* [Task goal]: For each line that holds "content", copy the line out.

***** Provided material *****

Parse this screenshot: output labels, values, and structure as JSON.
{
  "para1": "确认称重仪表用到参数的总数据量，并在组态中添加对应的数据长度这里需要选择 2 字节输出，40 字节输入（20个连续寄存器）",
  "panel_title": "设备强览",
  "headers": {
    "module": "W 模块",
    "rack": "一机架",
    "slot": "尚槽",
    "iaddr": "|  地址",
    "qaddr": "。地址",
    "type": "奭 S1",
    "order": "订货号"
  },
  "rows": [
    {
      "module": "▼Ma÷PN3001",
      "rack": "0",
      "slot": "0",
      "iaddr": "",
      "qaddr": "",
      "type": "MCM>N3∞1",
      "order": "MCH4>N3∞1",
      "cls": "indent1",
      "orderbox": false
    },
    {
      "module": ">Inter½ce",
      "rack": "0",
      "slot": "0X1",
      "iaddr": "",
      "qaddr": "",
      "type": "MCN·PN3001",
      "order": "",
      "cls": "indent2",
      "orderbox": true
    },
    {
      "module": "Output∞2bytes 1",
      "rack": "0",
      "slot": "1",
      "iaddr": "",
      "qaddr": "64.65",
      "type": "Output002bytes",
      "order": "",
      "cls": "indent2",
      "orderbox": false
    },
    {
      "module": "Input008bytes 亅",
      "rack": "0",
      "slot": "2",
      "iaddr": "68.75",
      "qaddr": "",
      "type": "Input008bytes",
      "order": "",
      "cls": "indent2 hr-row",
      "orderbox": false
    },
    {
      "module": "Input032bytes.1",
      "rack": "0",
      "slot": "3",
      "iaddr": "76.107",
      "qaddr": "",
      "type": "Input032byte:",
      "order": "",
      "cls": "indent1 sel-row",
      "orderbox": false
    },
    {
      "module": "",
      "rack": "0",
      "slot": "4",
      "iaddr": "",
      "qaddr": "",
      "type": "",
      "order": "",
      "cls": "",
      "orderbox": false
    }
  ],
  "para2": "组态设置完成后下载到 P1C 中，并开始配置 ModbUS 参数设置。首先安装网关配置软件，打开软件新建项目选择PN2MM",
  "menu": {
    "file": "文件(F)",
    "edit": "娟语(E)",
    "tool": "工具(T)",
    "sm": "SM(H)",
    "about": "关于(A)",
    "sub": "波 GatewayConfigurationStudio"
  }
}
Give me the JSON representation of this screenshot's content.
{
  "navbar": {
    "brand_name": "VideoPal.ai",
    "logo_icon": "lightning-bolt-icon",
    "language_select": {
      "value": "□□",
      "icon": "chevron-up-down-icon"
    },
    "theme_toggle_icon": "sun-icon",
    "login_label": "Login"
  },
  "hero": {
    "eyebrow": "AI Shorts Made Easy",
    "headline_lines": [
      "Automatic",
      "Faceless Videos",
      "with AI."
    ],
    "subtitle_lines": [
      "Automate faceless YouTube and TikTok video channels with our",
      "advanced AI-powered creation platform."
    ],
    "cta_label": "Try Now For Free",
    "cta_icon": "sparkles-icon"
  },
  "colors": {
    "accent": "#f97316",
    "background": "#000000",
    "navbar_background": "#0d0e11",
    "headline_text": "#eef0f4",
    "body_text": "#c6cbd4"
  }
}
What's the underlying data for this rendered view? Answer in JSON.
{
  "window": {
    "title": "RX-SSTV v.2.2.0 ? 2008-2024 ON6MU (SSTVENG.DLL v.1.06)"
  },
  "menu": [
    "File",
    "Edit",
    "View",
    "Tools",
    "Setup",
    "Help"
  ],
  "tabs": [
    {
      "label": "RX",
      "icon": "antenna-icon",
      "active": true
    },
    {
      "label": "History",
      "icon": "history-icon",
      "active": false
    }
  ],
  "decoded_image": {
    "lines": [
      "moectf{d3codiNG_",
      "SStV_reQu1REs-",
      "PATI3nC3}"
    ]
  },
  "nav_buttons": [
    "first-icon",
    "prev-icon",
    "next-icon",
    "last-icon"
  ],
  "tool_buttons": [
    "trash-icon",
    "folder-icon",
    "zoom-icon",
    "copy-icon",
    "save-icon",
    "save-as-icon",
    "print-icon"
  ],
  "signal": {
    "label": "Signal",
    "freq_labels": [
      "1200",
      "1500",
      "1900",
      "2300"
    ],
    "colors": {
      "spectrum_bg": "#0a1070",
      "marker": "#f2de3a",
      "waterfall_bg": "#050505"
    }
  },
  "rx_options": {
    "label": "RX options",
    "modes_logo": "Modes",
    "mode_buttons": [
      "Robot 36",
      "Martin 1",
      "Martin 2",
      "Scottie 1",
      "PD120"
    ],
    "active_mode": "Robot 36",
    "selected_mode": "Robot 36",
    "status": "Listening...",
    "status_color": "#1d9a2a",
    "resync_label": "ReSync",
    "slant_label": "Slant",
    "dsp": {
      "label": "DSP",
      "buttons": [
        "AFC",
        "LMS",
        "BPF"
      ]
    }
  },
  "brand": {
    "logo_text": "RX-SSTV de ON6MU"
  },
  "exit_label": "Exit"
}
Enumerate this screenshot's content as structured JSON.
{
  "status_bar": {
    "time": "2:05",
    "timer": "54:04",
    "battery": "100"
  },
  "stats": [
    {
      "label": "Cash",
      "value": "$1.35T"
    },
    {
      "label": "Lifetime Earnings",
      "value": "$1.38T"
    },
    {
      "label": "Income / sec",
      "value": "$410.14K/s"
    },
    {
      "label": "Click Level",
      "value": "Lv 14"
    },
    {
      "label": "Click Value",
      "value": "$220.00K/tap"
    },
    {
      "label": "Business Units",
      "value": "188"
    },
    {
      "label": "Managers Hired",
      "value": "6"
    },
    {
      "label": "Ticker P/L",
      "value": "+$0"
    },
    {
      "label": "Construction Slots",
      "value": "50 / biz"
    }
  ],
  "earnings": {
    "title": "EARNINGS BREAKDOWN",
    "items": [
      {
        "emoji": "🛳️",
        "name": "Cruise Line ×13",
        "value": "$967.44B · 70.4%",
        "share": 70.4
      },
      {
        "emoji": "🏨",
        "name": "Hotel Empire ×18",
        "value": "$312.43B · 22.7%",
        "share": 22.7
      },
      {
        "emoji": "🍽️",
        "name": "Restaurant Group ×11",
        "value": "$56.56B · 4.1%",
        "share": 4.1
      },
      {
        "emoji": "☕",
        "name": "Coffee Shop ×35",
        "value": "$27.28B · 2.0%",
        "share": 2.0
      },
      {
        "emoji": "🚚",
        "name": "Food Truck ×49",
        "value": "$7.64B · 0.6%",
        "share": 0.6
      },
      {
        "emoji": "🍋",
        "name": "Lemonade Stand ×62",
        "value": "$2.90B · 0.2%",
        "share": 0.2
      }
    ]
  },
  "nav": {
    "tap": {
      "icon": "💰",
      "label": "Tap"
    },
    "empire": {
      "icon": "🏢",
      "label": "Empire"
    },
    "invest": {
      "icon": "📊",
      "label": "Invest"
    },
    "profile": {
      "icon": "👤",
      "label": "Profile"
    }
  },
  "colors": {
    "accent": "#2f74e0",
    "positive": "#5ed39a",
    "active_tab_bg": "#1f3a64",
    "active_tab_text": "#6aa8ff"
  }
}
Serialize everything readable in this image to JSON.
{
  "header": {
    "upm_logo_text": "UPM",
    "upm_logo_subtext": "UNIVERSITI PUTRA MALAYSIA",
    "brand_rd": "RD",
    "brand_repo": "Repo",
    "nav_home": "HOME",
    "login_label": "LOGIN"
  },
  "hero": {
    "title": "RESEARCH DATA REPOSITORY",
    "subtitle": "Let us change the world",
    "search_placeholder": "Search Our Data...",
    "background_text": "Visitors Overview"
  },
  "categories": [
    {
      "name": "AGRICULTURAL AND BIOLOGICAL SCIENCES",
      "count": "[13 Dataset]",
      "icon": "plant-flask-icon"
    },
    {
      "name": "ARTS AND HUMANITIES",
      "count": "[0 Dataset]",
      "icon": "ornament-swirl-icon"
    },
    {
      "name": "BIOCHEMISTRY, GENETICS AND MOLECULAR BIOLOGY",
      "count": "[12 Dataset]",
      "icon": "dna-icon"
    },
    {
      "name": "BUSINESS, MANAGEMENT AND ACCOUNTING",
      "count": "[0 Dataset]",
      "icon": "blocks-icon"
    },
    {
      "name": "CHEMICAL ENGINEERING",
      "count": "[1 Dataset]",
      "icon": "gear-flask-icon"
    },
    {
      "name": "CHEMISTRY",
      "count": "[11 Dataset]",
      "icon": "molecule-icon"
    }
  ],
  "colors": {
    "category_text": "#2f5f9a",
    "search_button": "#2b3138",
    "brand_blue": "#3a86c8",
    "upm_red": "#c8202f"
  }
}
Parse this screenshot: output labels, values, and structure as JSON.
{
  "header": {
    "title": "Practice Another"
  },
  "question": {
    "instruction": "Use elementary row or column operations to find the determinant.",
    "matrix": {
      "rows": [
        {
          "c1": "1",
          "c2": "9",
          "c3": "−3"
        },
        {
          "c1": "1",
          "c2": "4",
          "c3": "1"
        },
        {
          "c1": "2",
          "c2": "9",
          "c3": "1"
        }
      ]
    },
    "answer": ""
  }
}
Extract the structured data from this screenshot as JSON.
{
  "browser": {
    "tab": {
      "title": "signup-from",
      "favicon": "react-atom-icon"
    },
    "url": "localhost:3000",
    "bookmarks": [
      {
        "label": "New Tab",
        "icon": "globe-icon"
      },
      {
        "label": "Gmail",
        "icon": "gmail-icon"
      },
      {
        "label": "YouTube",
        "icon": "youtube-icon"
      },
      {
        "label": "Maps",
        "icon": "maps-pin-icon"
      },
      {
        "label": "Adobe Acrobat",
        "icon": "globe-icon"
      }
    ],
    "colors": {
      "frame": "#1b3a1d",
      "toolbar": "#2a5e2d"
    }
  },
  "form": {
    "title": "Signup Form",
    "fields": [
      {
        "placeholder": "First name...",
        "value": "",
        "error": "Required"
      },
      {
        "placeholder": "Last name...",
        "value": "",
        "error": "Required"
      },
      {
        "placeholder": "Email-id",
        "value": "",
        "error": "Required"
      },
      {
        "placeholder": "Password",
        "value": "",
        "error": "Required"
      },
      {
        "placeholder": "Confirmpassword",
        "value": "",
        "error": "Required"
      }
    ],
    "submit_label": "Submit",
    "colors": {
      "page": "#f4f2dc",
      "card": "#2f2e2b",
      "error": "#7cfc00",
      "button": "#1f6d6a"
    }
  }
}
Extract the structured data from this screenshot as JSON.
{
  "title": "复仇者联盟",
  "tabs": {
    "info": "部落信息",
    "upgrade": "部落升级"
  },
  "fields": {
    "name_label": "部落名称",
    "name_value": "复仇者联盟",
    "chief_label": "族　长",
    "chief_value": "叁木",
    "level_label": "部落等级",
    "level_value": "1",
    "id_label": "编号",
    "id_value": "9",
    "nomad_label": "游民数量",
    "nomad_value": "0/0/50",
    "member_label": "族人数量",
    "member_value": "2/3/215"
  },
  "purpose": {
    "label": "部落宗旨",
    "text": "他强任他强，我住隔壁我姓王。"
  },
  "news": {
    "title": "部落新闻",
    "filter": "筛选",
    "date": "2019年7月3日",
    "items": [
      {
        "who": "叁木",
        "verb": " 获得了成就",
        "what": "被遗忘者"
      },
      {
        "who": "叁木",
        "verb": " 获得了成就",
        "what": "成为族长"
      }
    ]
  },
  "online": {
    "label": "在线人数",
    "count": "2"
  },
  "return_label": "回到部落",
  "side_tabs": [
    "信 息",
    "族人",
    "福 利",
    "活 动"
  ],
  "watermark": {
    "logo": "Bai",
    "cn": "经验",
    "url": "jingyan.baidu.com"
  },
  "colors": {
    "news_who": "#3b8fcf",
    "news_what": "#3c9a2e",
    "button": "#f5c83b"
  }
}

*****

* [Expected output]:
Give me the JSON representation of this screenshot's content.
Enumerate this screenshot's content as structured JSON.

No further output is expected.